• Your task
Each line of the material must be repeated precisely, with the pictures left out.

[Stored data entries]
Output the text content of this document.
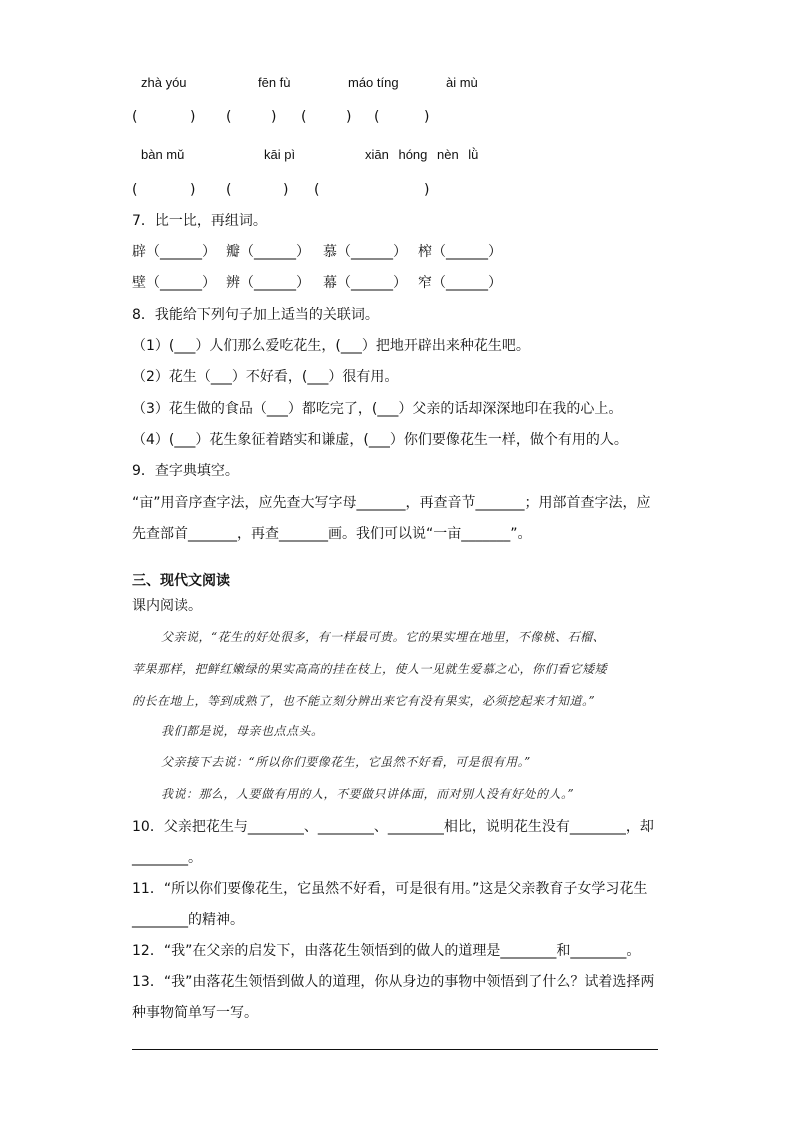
zhà yóu	fēn fù	máo tíng	ài mù
(	) (	) (	) (	)
bàn mǔ	kāi pì	xiān hóng nèn lǜ
(	) (	) (	)
7．比一比，再组词。
辟（______） 瓣（______） 慕（______） 榨（______）
壁（______） 辨（______） 幕（______） 窄（______）
8．我能给下列句子加上适当的关联词。
（1）(___）人们那么爱吃花生，(___）把地开辟出来种花生吧。
（2）花生（___）不好看，(___）很有用。
（3）花生做的食品（___）都吃完了，(___）父亲的话却深深地印在我的心上。
（4）(___）花生象征着踏实和谦虚，(___）你们要像花生一样，做个有用的人。
9．查字典填空。
“亩”用音序查字法，应先查大写字母_______，再查音节_______；用部首查字法，应
先查部首_______，再查_______画。我们可以说“一亩_______”。
三、现代文阅读
课内阅读。
父亲说，“花生的好处很多，有一样最可贵。它的果实埋在地里，不像桃、石榴、
苹果那样，把鲜红嫩绿的果实高高的挂在枝上，使人一见就生爱慕之心，你们看它矮矮
的长在地上，等到成熟了，也不能立刻分辨出来它有没有果实，必须挖起来才知道。”
我们都是说，母亲也点点头。
父亲接下去说：“所以你们要像花生，它虽然不好看，可是很有用。”
我说：那么，人要做有用的人，不要做只讲体面，而对别人没有好处的人。”
10．父亲把花生与________、________、________相比，说明花生没有________，却
________。
11．“所以你们要像花生，它虽然不好看，可是很有用。”这是父亲教育子女学习花生
________的精神。
12．“我”在父亲的启发下，由落花生领悟到的做人的道理是________和________。
13．“我”由落花生领悟到做人的道理，你从身边的事物中领悟到了什么？试着选择两
种事物简单写一写。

• Task answer
Output the text content of this document.
zhà yóu	fēn fù	máo tíng	ài mù
(	) (	) (	) (	)
bàn mǔ	kāi pì	xiān hóng nèn lǜ
(	) (	) (	)
7．比一比，再组词。
辟（______） 瓣（______） 慕（______） 榨（______）
壁（______） 辨（______） 幕（______） 窄（______）
8．我能给下列句子加上适当的关联词。
（1）(___）人们那么爱吃花生，(___）把地开辟出来种花生吧。
（2）花生（___）不好看，(___）很有用。
（3）花生做的食品（___）都吃完了，(___）父亲的话却深深地印在我的心上。
（4）(___）花生象征着踏实和谦虚，(___）你们要像花生一样，做个有用的人。
9．查字典填空。
“亩”用音序查字法，应先查大写字母_______，再查音节_______；用部首查字法，应
先查部首_______，再查_______画。我们可以说“一亩_______”。
三、现代文阅读
课内阅读。
父亲说，“花生的好处很多，有一样最可贵。它的果实埋在地里，不像桃、石榴、
苹果那样，把鲜红嫩绿的果实高高的挂在枝上，使人一见就生爱慕之心，你们看它矮矮
的长在地上，等到成熟了，也不能立刻分辨出来它有没有果实，必须挖起来才知道。”
我们都是说，母亲也点点头。
父亲接下去说：“所以你们要像花生，它虽然不好看，可是很有用。”
我说：那么，人要做有用的人，不要做只讲体面，而对别人没有好处的人。”
10．父亲把花生与________、________、________相比，说明花生没有________，却
________。
11．“所以你们要像花生，它虽然不好看，可是很有用。”这是父亲教育子女学习花生
________的精神。
12．“我”在父亲的启发下，由落花生领悟到的做人的道理是________和________。
13．“我”由落花生领悟到做人的道理，你从身边的事物中领悟到了什么？试着选择两
种事物简单写一写。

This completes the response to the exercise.